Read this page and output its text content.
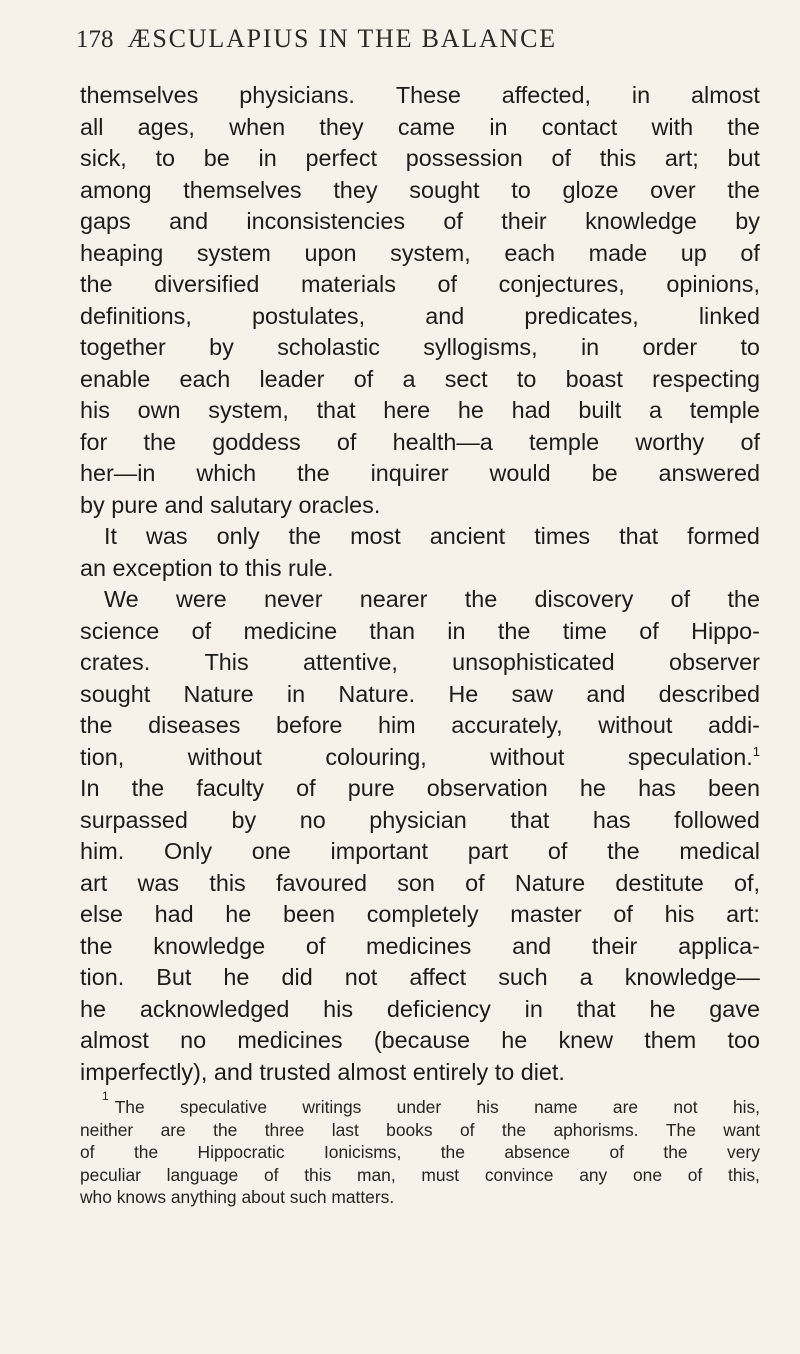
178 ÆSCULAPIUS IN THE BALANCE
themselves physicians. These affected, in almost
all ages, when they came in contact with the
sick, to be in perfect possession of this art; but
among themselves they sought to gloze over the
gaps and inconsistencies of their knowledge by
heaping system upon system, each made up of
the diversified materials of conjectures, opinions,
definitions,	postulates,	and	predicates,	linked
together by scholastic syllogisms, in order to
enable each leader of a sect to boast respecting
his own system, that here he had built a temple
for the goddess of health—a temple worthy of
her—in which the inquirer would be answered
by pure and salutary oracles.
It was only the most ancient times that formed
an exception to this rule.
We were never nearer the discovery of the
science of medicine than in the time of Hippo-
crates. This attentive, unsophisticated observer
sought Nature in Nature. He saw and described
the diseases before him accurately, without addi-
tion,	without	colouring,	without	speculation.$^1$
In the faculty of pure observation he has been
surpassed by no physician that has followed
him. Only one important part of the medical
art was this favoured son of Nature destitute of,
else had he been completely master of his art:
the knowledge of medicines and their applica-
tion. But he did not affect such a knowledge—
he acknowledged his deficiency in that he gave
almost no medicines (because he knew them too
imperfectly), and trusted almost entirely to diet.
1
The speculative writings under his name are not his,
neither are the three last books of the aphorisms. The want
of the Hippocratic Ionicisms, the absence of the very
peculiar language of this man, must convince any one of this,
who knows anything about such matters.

⁂

Given instruction: Without the pictures, return the entries exactly as they appear.

Solution for this task:
Read this page and output its text content.
178 ÆSCULAPIUS IN THE BALANCE
themselves physicians. These affected, in almost
all ages, when they came in contact with the
sick, to be in perfect possession of this art; but
among themselves they sought to gloze over the
gaps and inconsistencies of their knowledge by
heaping system upon system, each made up of
the diversified materials of conjectures, opinions,
definitions,	postulates,	and	predicates,	linked
together by scholastic syllogisms, in order to
enable each leader of a sect to boast respecting
his own system, that here he had built a temple
for the goddess of health—a temple worthy of
her—in which the inquirer would be answered
by pure and salutary oracles.
It was only the most ancient times that formed
an exception to this rule.
We were never nearer the discovery of the
science of medicine than in the time of Hippo-
crates. This attentive, unsophisticated observer
sought Nature in Nature. He saw and described
the diseases before him accurately, without addi-
tion,	without	colouring,	without	speculation.$^1$
In the faculty of pure observation he has been
surpassed by no physician that has followed
him. Only one important part of the medical
art was this favoured son of Nature destitute of,
else had he been completely master of his art:
the knowledge of medicines and their applica-
tion. But he did not affect such a knowledge—
he acknowledged his deficiency in that he gave
almost no medicines (because he knew them too
imperfectly), and trusted almost entirely to diet.
1
The speculative writings under his name are not his,
neither are the three last books of the aphorisms. The want
of the Hippocratic Ionicisms, the absence of the very
peculiar language of this man, must convince any one of this,
who knows anything about such matters.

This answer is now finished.